---------- DATASET ROWS ----------
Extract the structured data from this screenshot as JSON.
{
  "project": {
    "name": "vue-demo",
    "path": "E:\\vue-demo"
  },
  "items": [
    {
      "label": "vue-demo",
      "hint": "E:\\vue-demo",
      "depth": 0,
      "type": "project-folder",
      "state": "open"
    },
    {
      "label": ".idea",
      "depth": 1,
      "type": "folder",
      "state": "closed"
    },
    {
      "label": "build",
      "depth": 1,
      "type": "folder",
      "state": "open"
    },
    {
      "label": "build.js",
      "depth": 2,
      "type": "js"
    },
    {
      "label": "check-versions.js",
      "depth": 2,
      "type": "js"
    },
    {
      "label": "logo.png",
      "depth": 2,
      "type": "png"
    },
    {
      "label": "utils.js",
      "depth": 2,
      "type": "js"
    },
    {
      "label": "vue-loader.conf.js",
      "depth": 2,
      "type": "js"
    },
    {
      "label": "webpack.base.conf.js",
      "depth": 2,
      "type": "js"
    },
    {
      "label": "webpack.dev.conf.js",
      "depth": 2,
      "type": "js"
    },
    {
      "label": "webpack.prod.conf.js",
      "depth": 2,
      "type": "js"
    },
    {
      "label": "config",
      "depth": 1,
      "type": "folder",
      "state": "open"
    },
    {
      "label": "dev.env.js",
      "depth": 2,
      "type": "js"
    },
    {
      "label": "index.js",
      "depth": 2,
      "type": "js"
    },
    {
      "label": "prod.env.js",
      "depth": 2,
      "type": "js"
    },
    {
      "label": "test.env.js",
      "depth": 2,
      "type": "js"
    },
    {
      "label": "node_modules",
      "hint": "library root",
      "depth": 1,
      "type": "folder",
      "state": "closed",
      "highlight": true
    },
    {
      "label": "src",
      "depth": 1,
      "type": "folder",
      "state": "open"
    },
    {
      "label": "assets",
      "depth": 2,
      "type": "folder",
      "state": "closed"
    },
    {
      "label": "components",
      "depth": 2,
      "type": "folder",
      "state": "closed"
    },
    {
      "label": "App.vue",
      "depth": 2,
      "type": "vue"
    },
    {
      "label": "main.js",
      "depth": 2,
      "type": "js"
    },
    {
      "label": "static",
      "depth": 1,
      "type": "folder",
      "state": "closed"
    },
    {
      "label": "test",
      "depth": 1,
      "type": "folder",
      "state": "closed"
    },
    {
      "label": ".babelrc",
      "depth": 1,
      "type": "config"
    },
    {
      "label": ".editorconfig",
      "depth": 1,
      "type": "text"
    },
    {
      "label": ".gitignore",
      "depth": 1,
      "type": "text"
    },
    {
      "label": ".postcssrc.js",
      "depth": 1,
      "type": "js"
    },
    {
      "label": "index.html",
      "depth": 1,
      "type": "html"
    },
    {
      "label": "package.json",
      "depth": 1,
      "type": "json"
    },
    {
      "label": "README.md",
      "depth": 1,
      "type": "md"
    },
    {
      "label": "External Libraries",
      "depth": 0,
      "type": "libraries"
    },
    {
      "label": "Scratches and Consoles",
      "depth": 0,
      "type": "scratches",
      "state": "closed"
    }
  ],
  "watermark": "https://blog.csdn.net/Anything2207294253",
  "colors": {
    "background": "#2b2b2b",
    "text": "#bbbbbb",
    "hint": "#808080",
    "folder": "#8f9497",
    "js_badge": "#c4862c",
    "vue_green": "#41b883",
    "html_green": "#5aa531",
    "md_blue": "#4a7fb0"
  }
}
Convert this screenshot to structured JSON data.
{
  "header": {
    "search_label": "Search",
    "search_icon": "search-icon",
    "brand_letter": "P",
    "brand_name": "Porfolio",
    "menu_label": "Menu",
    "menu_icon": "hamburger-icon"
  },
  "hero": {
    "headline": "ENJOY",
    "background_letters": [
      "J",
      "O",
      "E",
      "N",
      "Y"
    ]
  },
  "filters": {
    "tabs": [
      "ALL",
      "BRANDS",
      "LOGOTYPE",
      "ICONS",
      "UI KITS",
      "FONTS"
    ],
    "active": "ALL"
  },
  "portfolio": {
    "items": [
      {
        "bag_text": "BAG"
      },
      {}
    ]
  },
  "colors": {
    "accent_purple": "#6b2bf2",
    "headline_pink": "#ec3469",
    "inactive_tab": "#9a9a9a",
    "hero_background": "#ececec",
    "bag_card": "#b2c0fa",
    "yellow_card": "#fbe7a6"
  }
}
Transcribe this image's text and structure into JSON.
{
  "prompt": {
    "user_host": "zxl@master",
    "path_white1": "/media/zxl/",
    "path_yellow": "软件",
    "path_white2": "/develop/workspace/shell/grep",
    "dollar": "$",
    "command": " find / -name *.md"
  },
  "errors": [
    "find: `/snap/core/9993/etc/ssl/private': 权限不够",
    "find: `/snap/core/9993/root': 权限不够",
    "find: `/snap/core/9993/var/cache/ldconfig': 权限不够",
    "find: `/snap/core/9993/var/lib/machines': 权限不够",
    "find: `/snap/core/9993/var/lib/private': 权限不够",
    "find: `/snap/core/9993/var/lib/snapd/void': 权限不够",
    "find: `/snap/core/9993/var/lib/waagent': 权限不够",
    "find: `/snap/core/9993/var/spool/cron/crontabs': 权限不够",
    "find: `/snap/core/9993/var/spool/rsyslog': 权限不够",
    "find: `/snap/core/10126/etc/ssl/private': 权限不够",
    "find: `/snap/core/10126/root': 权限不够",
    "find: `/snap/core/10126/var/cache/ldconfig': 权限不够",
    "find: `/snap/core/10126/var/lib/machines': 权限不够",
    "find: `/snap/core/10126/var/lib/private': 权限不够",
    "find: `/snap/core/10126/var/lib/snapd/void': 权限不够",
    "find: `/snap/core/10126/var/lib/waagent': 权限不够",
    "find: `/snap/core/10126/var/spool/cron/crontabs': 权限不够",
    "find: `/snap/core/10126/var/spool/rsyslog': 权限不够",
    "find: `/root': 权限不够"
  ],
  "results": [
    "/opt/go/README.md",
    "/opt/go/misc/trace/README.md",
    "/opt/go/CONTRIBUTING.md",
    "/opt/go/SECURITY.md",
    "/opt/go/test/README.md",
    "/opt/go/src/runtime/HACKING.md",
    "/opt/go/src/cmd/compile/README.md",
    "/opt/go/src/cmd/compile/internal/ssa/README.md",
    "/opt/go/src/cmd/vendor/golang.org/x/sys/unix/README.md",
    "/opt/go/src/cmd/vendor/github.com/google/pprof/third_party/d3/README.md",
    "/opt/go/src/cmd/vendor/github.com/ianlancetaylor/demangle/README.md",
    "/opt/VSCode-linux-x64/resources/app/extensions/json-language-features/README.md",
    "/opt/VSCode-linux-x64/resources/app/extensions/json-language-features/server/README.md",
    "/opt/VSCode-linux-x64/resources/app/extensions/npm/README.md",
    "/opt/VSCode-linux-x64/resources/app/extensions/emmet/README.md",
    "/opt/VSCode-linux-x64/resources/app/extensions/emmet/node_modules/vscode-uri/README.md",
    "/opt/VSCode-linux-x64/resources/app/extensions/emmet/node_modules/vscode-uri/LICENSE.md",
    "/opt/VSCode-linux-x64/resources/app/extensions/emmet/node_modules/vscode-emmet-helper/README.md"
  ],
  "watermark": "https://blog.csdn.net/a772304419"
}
----------
(REQUIRED TASK):
Set every line of the listing down word for word.

(ANSWER IN FULL):
Extract the structured data from this screenshot as JSON.
{
  "project": {
    "name": "vue-demo",
    "path": "E:\\vue-demo"
  },
  "items": [
    {
      "label": "vue-demo",
      "hint": "E:\\vue-demo",
      "depth": 0,
      "type": "project-folder",
      "state": "open"
    },
    {
      "label": ".idea",
      "depth": 1,
      "type": "folder",
      "state": "closed"
    },
    {
      "label": "build",
      "depth": 1,
      "type": "folder",
      "state": "open"
    },
    {
      "label": "build.js",
      "depth": 2,
      "type": "js"
    },
    {
      "label": "check-versions.js",
      "depth": 2,
      "type": "js"
    },
    {
      "label": "logo.png",
      "depth": 2,
      "type": "png"
    },
    {
      "label": "utils.js",
      "depth": 2,
      "type": "js"
    },
    {
      "label": "vue-loader.conf.js",
      "depth": 2,
      "type": "js"
    },
    {
      "label": "webpack.base.conf.js",
      "depth": 2,
      "type": "js"
    },
    {
      "label": "webpack.dev.conf.js",
      "depth": 2,
      "type": "js"
    },
    {
      "label": "webpack.prod.conf.js",
      "depth": 2,
      "type": "js"
    },
    {
      "label": "config",
      "depth": 1,
      "type": "folder",
      "state": "open"
    },
    {
      "label": "dev.env.js",
      "depth": 2,
      "type": "js"
    },
    {
      "label": "index.js",
      "depth": 2,
      "type": "js"
    },
    {
      "label": "prod.env.js",
      "depth": 2,
      "type": "js"
    },
    {
      "label": "test.env.js",
      "depth": 2,
      "type": "js"
    },
    {
      "label": "node_modules",
      "hint": "library root",
      "depth": 1,
      "type": "folder",
      "state": "closed",
      "highlight": true
    },
    {
      "label": "src",
      "depth": 1,
      "type": "folder",
      "state": "open"
    },
    {
      "label": "assets",
      "depth": 2,
      "type": "folder",
      "state": "closed"
    },
    {
      "label": "components",
      "depth": 2,
      "type": "folder",
      "state": "closed"
    },
    {
      "label": "App.vue",
      "depth": 2,
      "type": "vue"
    },
    {
      "label": "main.js",
      "depth": 2,
      "type": "js"
    },
    {
      "label": "static",
      "depth": 1,
      "type": "folder",
      "state": "closed"
    },
    {
      "label": "test",
      "depth": 1,
      "type": "folder",
      "state": "closed"
    },
    {
      "label": ".babelrc",
      "depth": 1,
      "type": "config"
    },
    {
      "label": ".editorconfig",
      "depth": 1,
      "type": "text"
    },
    {
      "label": ".gitignore",
      "depth": 1,
      "type": "text"
    },
    {
      "label": ".postcssrc.js",
      "depth": 1,
      "type": "js"
    },
    {
      "label": "index.html",
      "depth": 1,
      "type": "html"
    },
    {
      "label": "package.json",
      "depth": 1,
      "type": "json"
    },
    {
      "label": "README.md",
      "depth": 1,
      "type": "md"
    },
    {
      "label": "External Libraries",
      "depth": 0,
      "type": "libraries"
    },
    {
      "label": "Scratches and Consoles",
      "depth": 0,
      "type": "scratches",
      "state": "closed"
    }
  ],
  "watermark": "https://blog.csdn.net/Anything2207294253",
  "colors": {
    "background": "#2b2b2b",
    "text": "#bbbbbb",
    "hint": "#808080",
    "folder": "#8f9497",
    "js_badge": "#c4862c",
    "vue_green": "#41b883",
    "html_green": "#5aa531",
    "md_blue": "#4a7fb0"
  }
}
Convert this screenshot to structured JSON data.
{
  "header": {
    "search_label": "Search",
    "search_icon": "search-icon",
    "brand_letter": "P",
    "brand_name": "Porfolio",
    "menu_label": "Menu",
    "menu_icon": "hamburger-icon"
  },
  "hero": {
    "headline": "ENJOY",
    "background_letters": [
      "J",
      "O",
      "E",
      "N",
      "Y"
    ]
  },
  "filters": {
    "tabs": [
      "ALL",
      "BRANDS",
      "LOGOTYPE",
      "ICONS",
      "UI KITS",
      "FONTS"
    ],
    "active": "ALL"
  },
  "portfolio": {
    "items": [
      {
        "bag_text": "BAG"
      },
      {}
    ]
  },
  "colors": {
    "accent_purple": "#6b2bf2",
    "headline_pink": "#ec3469",
    "inactive_tab": "#9a9a9a",
    "hero_background": "#ececec",
    "bag_card": "#b2c0fa",
    "yellow_card": "#fbe7a6"
  }
}
Transcribe this image's text and structure into JSON.
{
  "prompt": {
    "user_host": "zxl@master",
    "path_white1": "/media/zxl/",
    "path_yellow": "软件",
    "path_white2": "/develop/workspace/shell/grep",
    "dollar": "$",
    "command": " find / -name *.md"
  },
  "errors": [
    "find: `/snap/core/9993/etc/ssl/private': 权限不够",
    "find: `/snap/core/9993/root': 权限不够",
    "find: `/snap/core/9993/var/cache/ldconfig': 权限不够",
    "find: `/snap/core/9993/var/lib/machines': 权限不够",
    "find: `/snap/core/9993/var/lib/private': 权限不够",
    "find: `/snap/core/9993/var/lib/snapd/void': 权限不够",
    "find: `/snap/core/9993/var/lib/waagent': 权限不够",
    "find: `/snap/core/9993/var/spool/cron/crontabs': 权限不够",
    "find: `/snap/core/9993/var/spool/rsyslog': 权限不够",
    "find: `/snap/core/10126/etc/ssl/private': 权限不够",
    "find: `/snap/core/10126/root': 权限不够",
    "find: `/snap/core/10126/var/cache/ldconfig': 权限不够",
    "find: `/snap/core/10126/var/lib/machines': 权限不够",
    "find: `/snap/core/10126/var/lib/private': 权限不够",
    "find: `/snap/core/10126/var/lib/snapd/void': 权限不够",
    "find: `/snap/core/10126/var/lib/waagent': 权限不够",
    "find: `/snap/core/10126/var/spool/cron/crontabs': 权限不够",
    "find: `/snap/core/10126/var/spool/rsyslog': 权限不够",
    "find: `/root': 权限不够"
  ],
  "results": [
    "/opt/go/README.md",
    "/opt/go/misc/trace/README.md",
    "/opt/go/CONTRIBUTING.md",
    "/opt/go/SECURITY.md",
    "/opt/go/test/README.md",
    "/opt/go/src/runtime/HACKING.md",
    "/opt/go/src/cmd/compile/README.md",
    "/opt/go/src/cmd/compile/internal/ssa/README.md",
    "/opt/go/src/cmd/vendor/golang.org/x/sys/unix/README.md",
    "/opt/go/src/cmd/vendor/github.com/google/pprof/third_party/d3/README.md",
    "/opt/go/src/cmd/vendor/github.com/ianlancetaylor/demangle/README.md",
    "/opt/VSCode-linux-x64/resources/app/extensions/json-language-features/README.md",
    "/opt/VSCode-linux-x64/resources/app/extensions/json-language-features/server/README.md",
    "/opt/VSCode-linux-x64/resources/app/extensions/npm/README.md",
    "/opt/VSCode-linux-x64/resources/app/extensions/emmet/README.md",
    "/opt/VSCode-linux-x64/resources/app/extensions/emmet/node_modules/vscode-uri/README.md",
    "/opt/VSCode-linux-x64/resources/app/extensions/emmet/node_modules/vscode-uri/LICENSE.md",
    "/opt/VSCode-linux-x64/resources/app/extensions/emmet/node_modules/vscode-emmet-helper/README.md"
  ],
  "watermark": "https://blog.csdn.net/a772304419"
}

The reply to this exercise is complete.